■ Set task: State how many lines contain "spotřeba", and write nothing except that count.
------ Data for this task
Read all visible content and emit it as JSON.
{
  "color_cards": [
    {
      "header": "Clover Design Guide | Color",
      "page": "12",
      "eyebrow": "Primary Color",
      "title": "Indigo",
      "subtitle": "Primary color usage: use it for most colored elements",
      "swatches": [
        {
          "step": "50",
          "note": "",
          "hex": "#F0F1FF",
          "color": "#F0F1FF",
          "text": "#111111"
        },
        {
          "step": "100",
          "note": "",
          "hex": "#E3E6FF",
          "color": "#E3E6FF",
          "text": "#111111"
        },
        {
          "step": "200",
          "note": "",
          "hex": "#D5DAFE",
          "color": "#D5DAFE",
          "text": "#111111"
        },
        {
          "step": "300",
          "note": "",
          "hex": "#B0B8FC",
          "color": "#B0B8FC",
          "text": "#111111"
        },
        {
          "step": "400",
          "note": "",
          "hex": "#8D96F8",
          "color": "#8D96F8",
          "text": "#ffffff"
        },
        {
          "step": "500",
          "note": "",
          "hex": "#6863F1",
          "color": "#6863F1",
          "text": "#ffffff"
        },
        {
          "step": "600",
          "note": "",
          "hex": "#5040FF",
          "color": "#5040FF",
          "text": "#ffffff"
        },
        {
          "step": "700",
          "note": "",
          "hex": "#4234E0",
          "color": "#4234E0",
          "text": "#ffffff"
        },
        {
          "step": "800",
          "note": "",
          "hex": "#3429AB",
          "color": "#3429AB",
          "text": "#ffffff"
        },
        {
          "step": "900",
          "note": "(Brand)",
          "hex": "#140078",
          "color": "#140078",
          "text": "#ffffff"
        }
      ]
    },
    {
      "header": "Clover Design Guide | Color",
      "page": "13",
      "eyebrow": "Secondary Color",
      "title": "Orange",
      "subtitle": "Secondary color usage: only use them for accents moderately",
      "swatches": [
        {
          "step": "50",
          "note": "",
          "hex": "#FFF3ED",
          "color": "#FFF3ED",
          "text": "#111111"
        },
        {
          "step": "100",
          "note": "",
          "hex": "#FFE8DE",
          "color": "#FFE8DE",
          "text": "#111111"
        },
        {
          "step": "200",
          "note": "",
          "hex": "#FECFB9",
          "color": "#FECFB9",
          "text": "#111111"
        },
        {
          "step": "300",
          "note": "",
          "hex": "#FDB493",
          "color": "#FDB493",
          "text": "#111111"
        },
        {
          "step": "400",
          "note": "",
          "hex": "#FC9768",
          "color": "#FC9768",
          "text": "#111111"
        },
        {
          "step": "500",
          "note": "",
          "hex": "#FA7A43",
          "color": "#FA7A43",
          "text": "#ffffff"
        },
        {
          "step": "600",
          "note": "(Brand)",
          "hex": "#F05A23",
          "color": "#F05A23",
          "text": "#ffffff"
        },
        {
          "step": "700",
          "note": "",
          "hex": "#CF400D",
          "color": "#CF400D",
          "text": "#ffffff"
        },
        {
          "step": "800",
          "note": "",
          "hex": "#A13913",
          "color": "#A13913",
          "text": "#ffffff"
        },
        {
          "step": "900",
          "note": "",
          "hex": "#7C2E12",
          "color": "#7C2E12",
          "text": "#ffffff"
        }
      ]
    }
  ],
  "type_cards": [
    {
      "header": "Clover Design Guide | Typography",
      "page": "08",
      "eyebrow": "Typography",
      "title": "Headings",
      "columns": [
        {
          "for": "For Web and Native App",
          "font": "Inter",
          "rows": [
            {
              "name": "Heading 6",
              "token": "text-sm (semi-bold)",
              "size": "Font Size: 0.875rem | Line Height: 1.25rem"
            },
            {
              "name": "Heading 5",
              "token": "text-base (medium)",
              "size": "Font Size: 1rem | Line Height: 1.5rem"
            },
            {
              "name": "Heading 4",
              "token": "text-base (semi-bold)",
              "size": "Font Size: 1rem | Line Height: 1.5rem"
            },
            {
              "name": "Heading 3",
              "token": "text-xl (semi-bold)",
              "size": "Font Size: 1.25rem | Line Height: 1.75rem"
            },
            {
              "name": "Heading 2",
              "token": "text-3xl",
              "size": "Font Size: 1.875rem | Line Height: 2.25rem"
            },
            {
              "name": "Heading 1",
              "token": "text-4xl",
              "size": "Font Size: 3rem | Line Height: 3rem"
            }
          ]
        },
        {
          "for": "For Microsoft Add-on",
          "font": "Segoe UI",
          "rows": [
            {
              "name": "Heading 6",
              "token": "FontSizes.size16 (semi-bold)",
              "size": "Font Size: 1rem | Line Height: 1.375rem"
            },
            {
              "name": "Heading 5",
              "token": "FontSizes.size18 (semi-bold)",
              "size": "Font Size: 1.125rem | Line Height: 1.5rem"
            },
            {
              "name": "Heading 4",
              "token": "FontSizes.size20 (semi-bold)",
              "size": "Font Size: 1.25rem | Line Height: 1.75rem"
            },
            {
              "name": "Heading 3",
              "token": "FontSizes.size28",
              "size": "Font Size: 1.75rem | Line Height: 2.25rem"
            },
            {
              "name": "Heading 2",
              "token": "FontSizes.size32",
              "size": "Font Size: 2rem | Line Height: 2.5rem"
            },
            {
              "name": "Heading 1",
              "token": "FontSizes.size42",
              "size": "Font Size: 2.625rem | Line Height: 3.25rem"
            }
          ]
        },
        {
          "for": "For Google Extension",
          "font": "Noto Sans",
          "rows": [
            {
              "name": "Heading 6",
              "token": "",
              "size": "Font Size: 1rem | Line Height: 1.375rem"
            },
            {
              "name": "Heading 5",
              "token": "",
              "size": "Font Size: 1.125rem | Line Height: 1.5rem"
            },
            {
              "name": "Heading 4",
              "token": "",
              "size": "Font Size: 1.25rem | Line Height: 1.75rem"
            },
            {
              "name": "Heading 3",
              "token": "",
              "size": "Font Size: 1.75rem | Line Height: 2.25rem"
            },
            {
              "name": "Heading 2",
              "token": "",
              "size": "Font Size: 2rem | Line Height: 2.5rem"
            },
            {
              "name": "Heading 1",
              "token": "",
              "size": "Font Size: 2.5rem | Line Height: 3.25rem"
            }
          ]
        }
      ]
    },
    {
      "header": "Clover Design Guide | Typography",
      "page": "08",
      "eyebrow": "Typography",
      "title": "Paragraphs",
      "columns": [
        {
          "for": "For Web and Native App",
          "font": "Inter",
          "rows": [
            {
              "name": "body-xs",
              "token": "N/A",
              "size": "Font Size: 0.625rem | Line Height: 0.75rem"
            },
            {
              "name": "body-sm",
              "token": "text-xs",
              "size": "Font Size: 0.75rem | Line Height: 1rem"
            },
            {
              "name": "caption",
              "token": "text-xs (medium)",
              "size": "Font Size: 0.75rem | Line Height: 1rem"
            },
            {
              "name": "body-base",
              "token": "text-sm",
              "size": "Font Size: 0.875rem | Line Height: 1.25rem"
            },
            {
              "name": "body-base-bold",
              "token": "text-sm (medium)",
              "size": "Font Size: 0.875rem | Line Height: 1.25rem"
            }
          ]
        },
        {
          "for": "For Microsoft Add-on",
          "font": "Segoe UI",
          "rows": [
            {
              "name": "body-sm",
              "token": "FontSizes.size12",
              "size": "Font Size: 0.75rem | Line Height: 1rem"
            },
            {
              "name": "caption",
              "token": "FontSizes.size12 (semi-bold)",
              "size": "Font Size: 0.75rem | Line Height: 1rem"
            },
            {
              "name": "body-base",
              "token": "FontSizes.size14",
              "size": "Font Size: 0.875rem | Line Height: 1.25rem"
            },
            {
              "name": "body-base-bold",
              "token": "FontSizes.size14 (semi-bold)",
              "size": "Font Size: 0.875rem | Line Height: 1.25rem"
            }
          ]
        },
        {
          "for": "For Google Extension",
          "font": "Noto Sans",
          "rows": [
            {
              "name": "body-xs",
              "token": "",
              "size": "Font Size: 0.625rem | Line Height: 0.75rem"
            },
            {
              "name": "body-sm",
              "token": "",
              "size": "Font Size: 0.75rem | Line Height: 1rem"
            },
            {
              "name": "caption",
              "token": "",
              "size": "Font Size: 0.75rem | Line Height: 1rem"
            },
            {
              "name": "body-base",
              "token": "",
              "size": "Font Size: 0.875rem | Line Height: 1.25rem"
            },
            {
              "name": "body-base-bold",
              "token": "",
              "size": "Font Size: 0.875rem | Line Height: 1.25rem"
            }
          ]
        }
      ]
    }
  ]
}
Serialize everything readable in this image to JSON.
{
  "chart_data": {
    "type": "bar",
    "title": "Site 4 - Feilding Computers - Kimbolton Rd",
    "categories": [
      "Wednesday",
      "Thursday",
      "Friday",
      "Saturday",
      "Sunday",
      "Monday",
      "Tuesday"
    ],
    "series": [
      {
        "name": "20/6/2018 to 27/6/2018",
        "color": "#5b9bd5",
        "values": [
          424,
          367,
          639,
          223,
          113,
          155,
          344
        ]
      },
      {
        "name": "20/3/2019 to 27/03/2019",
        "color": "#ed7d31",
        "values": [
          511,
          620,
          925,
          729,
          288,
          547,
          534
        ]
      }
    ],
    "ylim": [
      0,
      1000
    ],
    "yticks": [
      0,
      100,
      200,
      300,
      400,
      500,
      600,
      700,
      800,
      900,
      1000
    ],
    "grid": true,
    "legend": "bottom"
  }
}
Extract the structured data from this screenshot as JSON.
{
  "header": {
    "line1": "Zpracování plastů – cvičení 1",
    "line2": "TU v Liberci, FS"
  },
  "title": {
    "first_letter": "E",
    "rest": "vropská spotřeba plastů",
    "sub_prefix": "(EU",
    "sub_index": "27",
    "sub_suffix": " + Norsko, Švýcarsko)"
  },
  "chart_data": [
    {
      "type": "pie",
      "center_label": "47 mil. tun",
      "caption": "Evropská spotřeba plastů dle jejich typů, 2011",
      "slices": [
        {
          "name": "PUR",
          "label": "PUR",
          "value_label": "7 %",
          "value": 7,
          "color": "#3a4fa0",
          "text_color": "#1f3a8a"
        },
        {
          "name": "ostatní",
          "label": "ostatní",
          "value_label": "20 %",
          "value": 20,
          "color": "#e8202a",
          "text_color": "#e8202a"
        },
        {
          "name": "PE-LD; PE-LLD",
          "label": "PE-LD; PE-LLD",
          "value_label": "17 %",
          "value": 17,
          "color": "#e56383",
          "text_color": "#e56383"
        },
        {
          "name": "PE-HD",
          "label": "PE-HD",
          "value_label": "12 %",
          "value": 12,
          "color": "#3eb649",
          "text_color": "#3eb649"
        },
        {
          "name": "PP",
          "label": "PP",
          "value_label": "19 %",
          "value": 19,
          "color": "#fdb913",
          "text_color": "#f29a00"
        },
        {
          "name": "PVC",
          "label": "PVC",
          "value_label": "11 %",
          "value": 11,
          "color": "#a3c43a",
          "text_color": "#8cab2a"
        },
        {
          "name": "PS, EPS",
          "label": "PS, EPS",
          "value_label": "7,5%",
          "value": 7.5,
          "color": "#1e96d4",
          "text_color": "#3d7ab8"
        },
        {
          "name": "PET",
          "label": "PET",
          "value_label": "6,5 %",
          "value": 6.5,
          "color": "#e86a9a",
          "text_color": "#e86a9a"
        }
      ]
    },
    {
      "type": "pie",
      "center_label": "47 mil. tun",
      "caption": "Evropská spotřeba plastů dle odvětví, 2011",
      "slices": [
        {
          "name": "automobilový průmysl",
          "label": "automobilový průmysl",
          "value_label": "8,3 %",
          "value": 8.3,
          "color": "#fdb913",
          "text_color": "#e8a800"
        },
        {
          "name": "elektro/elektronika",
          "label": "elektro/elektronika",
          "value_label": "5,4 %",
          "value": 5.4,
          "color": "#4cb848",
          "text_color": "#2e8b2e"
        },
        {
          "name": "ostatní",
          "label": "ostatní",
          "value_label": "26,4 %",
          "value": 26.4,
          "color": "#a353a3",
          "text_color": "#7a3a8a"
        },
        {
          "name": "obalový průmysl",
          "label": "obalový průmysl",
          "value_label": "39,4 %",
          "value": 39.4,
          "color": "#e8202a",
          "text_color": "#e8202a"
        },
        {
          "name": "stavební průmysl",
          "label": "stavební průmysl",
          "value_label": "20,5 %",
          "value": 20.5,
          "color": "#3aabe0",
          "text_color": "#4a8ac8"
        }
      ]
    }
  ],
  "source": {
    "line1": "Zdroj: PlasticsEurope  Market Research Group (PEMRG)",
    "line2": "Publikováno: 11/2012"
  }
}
------------
■ Result of this exercise: 3